BRIEF
Quote the whole listing word for word, please.

[Start AVAILABLE DATA]

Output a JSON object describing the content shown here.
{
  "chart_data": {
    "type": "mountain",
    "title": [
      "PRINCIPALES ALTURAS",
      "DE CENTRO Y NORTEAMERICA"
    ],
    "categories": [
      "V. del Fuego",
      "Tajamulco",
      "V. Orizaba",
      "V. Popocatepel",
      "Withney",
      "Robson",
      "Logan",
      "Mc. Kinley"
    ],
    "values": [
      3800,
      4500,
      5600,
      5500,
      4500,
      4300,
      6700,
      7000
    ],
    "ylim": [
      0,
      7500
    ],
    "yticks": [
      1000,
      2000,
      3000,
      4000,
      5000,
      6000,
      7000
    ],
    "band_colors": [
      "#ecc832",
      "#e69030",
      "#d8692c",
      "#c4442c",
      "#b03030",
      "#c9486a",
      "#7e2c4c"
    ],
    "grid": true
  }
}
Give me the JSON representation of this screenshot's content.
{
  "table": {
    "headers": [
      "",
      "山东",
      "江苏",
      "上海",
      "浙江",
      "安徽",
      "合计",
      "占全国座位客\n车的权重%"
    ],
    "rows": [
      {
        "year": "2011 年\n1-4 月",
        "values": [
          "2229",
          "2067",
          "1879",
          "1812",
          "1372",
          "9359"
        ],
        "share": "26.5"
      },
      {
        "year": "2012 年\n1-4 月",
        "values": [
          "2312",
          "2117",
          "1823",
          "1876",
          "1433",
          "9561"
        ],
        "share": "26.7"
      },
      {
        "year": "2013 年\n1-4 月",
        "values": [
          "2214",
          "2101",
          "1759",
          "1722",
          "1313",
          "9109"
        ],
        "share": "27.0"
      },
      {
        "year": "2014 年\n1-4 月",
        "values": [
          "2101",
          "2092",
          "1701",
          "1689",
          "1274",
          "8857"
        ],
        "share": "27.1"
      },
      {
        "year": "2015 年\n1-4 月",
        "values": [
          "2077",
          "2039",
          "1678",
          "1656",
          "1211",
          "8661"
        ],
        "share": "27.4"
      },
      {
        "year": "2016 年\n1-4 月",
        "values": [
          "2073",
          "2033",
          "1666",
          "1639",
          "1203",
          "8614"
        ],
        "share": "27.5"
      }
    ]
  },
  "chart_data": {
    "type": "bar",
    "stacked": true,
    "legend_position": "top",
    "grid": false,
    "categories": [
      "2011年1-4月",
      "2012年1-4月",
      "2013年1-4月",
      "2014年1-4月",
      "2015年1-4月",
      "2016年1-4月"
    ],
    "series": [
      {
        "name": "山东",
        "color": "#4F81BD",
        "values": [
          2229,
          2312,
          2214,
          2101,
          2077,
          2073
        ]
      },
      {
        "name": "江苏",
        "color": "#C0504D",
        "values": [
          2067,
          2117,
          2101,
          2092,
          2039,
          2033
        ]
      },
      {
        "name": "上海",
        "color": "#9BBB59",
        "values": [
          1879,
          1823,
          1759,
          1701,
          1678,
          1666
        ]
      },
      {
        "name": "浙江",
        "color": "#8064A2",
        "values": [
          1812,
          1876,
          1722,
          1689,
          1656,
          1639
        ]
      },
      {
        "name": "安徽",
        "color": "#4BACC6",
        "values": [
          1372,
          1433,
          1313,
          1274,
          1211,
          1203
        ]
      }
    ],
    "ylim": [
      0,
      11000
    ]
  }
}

[End AVAILABLE DATA]

SOLVED EXERCISE
Output a JSON object describing the content shown here.
{
  "chart_data": {
    "type": "mountain",
    "title": [
      "PRINCIPALES ALTURAS",
      "DE CENTRO Y NORTEAMERICA"
    ],
    "categories": [
      "V. del Fuego",
      "Tajamulco",
      "V. Orizaba",
      "V. Popocatepel",
      "Withney",
      "Robson",
      "Logan",
      "Mc. Kinley"
    ],
    "values": [
      3800,
      4500,
      5600,
      5500,
      4500,
      4300,
      6700,
      7000
    ],
    "ylim": [
      0,
      7500
    ],
    "yticks": [
      1000,
      2000,
      3000,
      4000,
      5000,
      6000,
      7000
    ],
    "band_colors": [
      "#ecc832",
      "#e69030",
      "#d8692c",
      "#c4442c",
      "#b03030",
      "#c9486a",
      "#7e2c4c"
    ],
    "grid": true
  }
}
Give me the JSON representation of this screenshot's content.
{
  "table": {
    "headers": [
      "",
      "山东",
      "江苏",
      "上海",
      "浙江",
      "安徽",
      "合计",
      "占全国座位客\n车的权重%"
    ],
    "rows": [
      {
        "year": "2011 年\n1-4 月",
        "values": [
          "2229",
          "2067",
          "1879",
          "1812",
          "1372",
          "9359"
        ],
        "share": "26.5"
      },
      {
        "year": "2012 年\n1-4 月",
        "values": [
          "2312",
          "2117",
          "1823",
          "1876",
          "1433",
          "9561"
        ],
        "share": "26.7"
      },
      {
        "year": "2013 年\n1-4 月",
        "values": [
          "2214",
          "2101",
          "1759",
          "1722",
          "1313",
          "9109"
        ],
        "share": "27.0"
      },
      {
        "year": "2014 年\n1-4 月",
        "values": [
          "2101",
          "2092",
          "1701",
          "1689",
          "1274",
          "8857"
        ],
        "share": "27.1"
      },
      {
        "year": "2015 年\n1-4 月",
        "values": [
          "2077",
          "2039",
          "1678",
          "1656",
          "1211",
          "8661"
        ],
        "share": "27.4"
      },
      {
        "year": "2016 年\n1-4 月",
        "values": [
          "2073",
          "2033",
          "1666",
          "1639",
          "1203",
          "8614"
        ],
        "share": "27.5"
      }
    ]
  },
  "chart_data": {
    "type": "bar",
    "stacked": true,
    "legend_position": "top",
    "grid": false,
    "categories": [
      "2011年1-4月",
      "2012年1-4月",
      "2013年1-4月",
      "2014年1-4月",
      "2015年1-4月",
      "2016年1-4月"
    ],
    "series": [
      {
        "name": "山东",
        "color": "#4F81BD",
        "values": [
          2229,
          2312,
          2214,
          2101,
          2077,
          2073
        ]
      },
      {
        "name": "江苏",
        "color": "#C0504D",
        "values": [
          2067,
          2117,
          2101,
          2092,
          2039,
          2033
        ]
      },
      {
        "name": "上海",
        "color": "#9BBB59",
        "values": [
          1879,
          1823,
          1759,
          1701,
          1678,
          1666
        ]
      },
      {
        "name": "浙江",
        "color": "#8064A2",
        "values": [
          1812,
          1876,
          1722,
          1689,
          1656,
          1639
        ]
      },
      {
        "name": "安徽",
        "color": "#4BACC6",
        "values": [
          1372,
          1433,
          1313,
          1274,
          1211,
          1203
        ]
      }
    ],
    "ylim": [
      0,
      11000
    ]
  }
}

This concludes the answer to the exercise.